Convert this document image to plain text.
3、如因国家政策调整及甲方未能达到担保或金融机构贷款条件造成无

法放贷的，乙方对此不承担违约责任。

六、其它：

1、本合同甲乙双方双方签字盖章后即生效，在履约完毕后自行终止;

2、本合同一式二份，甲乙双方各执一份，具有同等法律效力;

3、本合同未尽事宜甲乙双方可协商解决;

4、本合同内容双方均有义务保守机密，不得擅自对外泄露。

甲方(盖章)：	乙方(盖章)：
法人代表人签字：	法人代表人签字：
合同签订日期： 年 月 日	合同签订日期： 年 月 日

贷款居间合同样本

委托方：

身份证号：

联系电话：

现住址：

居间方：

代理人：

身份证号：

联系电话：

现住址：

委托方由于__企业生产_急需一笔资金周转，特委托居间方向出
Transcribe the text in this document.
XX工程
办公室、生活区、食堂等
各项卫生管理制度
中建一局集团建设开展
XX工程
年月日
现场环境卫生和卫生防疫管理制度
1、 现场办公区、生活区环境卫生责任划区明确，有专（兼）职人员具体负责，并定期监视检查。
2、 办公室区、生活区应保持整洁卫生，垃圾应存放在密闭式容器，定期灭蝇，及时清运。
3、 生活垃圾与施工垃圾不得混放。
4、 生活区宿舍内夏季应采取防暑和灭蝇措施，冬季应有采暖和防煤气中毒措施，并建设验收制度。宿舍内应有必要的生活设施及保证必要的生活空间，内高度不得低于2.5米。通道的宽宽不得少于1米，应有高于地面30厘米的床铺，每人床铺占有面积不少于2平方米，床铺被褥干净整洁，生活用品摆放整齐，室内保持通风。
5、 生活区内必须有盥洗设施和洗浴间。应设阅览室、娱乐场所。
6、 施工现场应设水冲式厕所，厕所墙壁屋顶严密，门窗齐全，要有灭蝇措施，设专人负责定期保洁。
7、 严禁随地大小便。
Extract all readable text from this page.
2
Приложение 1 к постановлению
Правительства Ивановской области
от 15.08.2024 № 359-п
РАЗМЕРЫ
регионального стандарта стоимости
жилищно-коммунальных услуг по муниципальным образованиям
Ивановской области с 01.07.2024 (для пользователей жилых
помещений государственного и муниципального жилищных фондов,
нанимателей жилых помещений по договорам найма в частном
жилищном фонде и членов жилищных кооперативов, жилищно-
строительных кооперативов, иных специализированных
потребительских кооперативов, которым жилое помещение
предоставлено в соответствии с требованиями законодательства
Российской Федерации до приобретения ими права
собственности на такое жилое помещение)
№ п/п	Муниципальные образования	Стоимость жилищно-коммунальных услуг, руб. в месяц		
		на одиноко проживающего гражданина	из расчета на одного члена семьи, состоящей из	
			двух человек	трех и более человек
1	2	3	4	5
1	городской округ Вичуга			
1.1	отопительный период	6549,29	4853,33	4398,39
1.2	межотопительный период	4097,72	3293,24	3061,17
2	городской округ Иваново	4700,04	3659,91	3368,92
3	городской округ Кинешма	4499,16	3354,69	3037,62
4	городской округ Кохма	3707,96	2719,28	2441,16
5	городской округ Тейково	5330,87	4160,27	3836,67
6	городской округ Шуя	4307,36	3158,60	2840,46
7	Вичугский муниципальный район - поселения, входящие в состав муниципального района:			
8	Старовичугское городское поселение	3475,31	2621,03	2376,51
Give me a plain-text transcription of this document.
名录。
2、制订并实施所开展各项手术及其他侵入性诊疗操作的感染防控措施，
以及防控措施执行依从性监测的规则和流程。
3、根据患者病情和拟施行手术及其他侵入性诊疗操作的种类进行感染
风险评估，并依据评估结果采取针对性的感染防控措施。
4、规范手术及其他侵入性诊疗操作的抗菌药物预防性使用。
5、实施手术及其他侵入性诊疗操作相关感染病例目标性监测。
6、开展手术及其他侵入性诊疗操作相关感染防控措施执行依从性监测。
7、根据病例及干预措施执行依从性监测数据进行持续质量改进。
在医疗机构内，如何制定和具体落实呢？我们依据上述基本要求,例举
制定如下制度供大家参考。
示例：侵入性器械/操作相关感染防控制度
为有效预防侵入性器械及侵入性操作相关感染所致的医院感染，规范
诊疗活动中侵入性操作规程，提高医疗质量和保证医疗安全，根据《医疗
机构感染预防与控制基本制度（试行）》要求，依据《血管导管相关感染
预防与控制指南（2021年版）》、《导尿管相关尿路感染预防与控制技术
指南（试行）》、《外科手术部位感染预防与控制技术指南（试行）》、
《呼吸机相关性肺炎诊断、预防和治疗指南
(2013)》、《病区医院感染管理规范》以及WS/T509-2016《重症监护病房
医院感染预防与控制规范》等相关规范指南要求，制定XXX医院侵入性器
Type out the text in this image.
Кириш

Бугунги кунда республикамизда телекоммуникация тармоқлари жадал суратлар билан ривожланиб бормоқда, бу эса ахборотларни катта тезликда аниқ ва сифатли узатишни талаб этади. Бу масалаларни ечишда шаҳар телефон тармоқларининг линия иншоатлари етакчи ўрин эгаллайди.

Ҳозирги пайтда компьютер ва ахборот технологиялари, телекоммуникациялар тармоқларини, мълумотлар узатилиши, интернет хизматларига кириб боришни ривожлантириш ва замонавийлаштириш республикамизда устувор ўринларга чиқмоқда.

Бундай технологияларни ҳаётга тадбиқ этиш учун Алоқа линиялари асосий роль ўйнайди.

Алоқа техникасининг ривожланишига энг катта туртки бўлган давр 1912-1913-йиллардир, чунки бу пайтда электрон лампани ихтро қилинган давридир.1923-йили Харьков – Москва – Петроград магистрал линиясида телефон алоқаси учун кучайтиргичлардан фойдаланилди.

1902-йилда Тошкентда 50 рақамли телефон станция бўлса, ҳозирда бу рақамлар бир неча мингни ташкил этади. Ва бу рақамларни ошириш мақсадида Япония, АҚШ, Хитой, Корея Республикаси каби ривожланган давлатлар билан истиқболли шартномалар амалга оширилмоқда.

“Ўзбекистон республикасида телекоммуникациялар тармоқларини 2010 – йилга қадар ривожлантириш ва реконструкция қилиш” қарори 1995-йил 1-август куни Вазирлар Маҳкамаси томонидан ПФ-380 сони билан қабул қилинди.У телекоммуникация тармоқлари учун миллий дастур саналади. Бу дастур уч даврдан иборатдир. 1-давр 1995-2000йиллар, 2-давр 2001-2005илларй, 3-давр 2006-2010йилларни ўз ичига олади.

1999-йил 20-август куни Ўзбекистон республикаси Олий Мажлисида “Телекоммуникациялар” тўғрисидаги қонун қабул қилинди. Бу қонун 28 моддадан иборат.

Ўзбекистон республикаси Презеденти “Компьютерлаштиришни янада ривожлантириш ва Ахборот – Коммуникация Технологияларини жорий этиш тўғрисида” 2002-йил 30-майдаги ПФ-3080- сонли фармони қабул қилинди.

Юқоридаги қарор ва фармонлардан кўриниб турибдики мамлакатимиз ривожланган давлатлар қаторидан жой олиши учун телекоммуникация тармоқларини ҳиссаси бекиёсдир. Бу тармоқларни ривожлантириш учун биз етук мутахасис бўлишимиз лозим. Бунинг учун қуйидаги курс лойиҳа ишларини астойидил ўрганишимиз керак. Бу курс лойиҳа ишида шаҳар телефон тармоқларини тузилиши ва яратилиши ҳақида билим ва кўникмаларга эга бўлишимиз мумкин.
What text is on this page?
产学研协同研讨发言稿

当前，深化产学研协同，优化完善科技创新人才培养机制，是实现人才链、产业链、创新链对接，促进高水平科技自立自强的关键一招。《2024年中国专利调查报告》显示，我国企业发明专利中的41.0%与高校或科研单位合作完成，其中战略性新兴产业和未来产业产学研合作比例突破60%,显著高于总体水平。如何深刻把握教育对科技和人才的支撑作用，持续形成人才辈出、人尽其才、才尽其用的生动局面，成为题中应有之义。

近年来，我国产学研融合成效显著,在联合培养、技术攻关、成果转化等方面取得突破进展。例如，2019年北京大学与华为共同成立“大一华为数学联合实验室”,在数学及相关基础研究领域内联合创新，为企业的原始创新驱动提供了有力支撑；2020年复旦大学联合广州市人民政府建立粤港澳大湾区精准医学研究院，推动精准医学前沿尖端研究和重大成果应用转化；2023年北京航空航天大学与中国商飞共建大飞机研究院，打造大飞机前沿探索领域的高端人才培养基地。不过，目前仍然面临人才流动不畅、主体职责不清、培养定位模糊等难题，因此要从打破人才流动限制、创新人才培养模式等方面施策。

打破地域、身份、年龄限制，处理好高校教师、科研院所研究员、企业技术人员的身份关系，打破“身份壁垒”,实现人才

....................

» **Request**: Establish how many lines of the records contain the string "this" and state that number without elaboration.

» **Exercise output**: 6